Objective: Write out the material again word for word, dropping any images it holds.

Input rows:
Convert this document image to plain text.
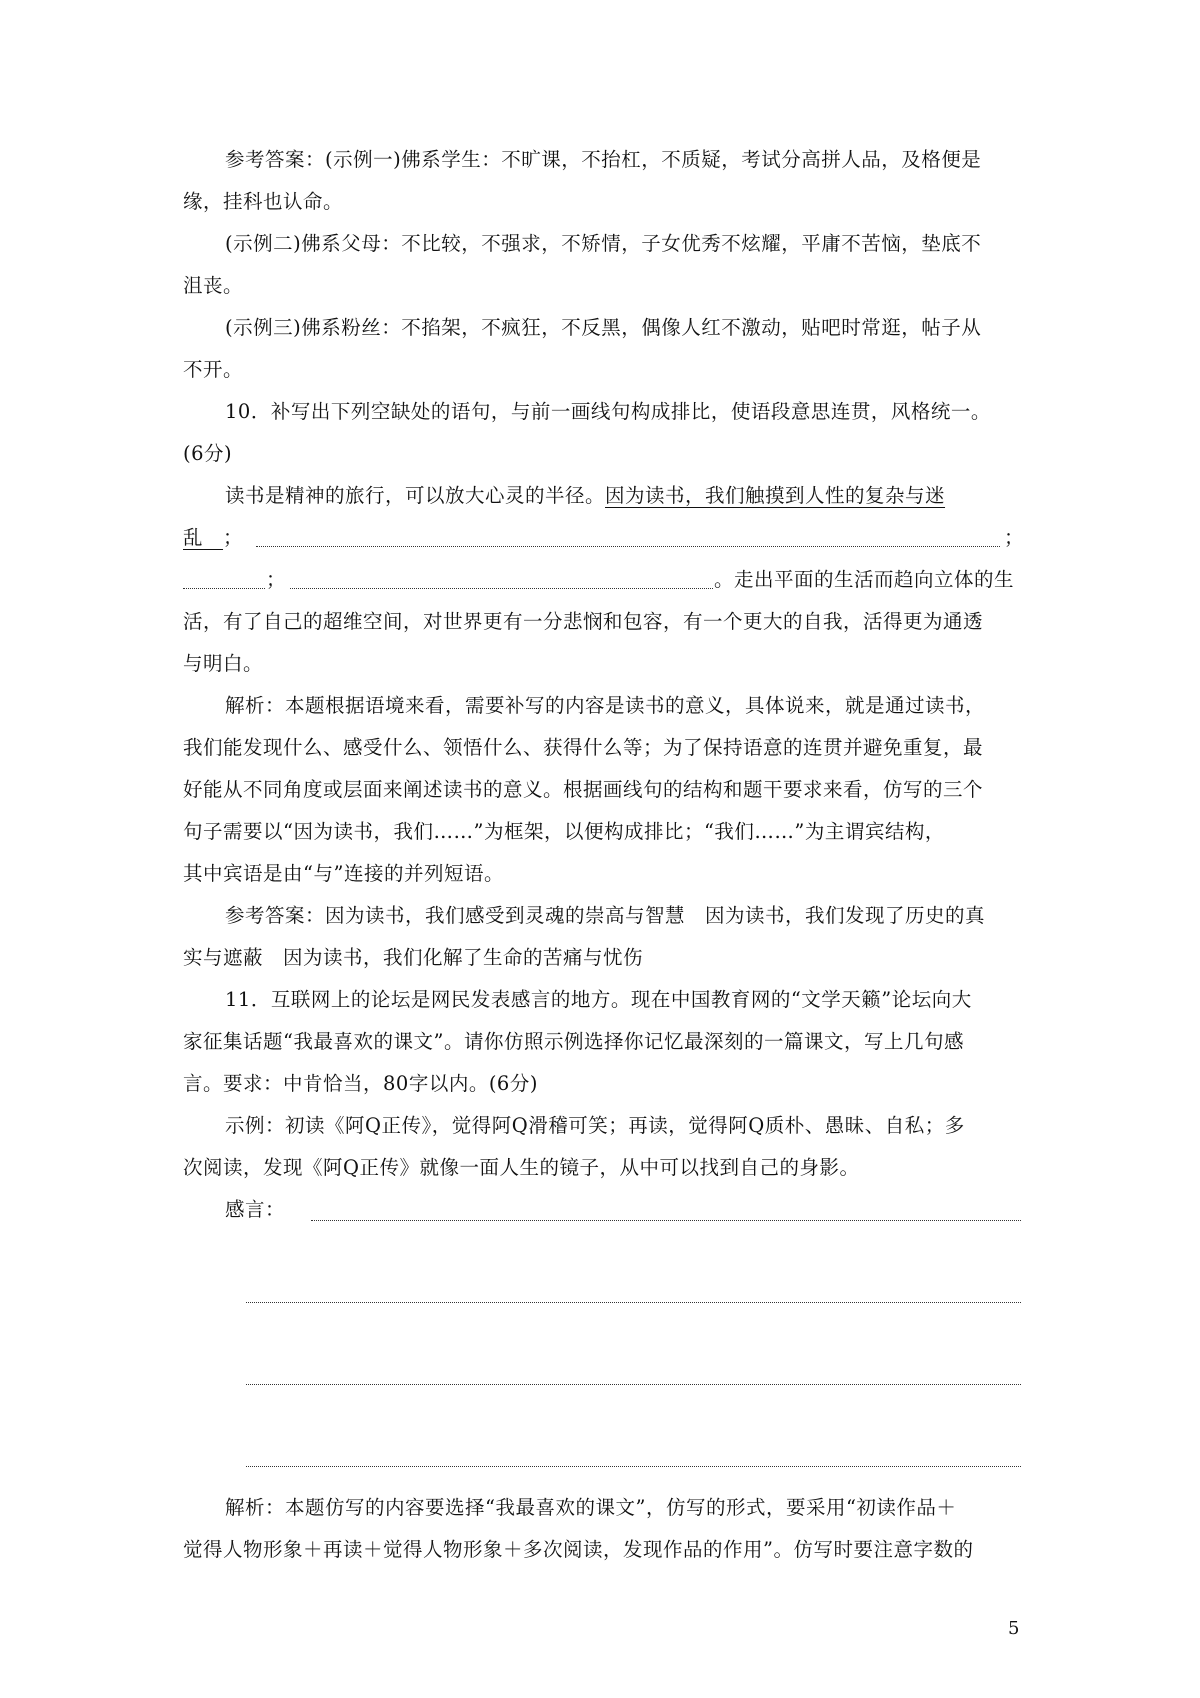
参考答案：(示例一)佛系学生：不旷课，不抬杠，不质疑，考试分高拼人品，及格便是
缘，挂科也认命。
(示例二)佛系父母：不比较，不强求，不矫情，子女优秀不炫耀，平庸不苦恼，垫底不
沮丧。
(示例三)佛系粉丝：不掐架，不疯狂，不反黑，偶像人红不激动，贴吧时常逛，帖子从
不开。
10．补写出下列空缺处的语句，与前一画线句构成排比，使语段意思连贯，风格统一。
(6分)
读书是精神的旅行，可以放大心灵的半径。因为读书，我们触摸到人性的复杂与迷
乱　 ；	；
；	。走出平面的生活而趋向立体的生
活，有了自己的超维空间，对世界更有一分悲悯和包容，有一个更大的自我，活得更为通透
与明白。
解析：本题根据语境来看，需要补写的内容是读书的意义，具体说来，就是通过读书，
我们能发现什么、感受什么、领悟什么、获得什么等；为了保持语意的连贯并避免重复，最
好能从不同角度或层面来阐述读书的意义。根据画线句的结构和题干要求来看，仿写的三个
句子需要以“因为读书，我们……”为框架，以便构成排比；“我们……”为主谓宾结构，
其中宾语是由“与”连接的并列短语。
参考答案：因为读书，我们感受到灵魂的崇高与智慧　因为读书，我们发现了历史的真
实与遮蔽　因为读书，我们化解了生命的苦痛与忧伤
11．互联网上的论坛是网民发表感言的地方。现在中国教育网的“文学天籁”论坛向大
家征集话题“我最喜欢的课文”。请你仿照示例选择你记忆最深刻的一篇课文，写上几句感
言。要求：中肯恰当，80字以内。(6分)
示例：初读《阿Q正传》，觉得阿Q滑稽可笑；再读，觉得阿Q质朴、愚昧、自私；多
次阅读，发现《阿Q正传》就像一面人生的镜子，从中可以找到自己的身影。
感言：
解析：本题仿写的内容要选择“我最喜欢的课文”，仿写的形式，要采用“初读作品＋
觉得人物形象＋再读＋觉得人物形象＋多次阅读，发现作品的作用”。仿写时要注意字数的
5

Final answer:
Convert this document image to plain text.
参考答案：(示例一)佛系学生：不旷课，不抬杠，不质疑，考试分高拼人品，及格便是
缘，挂科也认命。
(示例二)佛系父母：不比较，不强求，不矫情，子女优秀不炫耀，平庸不苦恼，垫底不
沮丧。
(示例三)佛系粉丝：不掐架，不疯狂，不反黑，偶像人红不激动，贴吧时常逛，帖子从
不开。
10．补写出下列空缺处的语句，与前一画线句构成排比，使语段意思连贯，风格统一。
(6分)
读书是精神的旅行，可以放大心灵的半径。因为读书，我们触摸到人性的复杂与迷
乱　 ；	；
；	。走出平面的生活而趋向立体的生
活，有了自己的超维空间，对世界更有一分悲悯和包容，有一个更大的自我，活得更为通透
与明白。
解析：本题根据语境来看，需要补写的内容是读书的意义，具体说来，就是通过读书，
我们能发现什么、感受什么、领悟什么、获得什么等；为了保持语意的连贯并避免重复，最
好能从不同角度或层面来阐述读书的意义。根据画线句的结构和题干要求来看，仿写的三个
句子需要以“因为读书，我们……”为框架，以便构成排比；“我们……”为主谓宾结构，
其中宾语是由“与”连接的并列短语。
参考答案：因为读书，我们感受到灵魂的崇高与智慧　因为读书，我们发现了历史的真
实与遮蔽　因为读书，我们化解了生命的苦痛与忧伤
11．互联网上的论坛是网民发表感言的地方。现在中国教育网的“文学天籁”论坛向大
家征集话题“我最喜欢的课文”。请你仿照示例选择你记忆最深刻的一篇课文，写上几句感
言。要求：中肯恰当，80字以内。(6分)
示例：初读《阿Q正传》，觉得阿Q滑稽可笑；再读，觉得阿Q质朴、愚昧、自私；多
次阅读，发现《阿Q正传》就像一面人生的镜子，从中可以找到自己的身影。
感言：
解析：本题仿写的内容要选择“我最喜欢的课文”，仿写的形式，要采用“初读作品＋
觉得人物形象＋再读＋觉得人物形象＋多次阅读，发现作品的作用”。仿写时要注意字数的
5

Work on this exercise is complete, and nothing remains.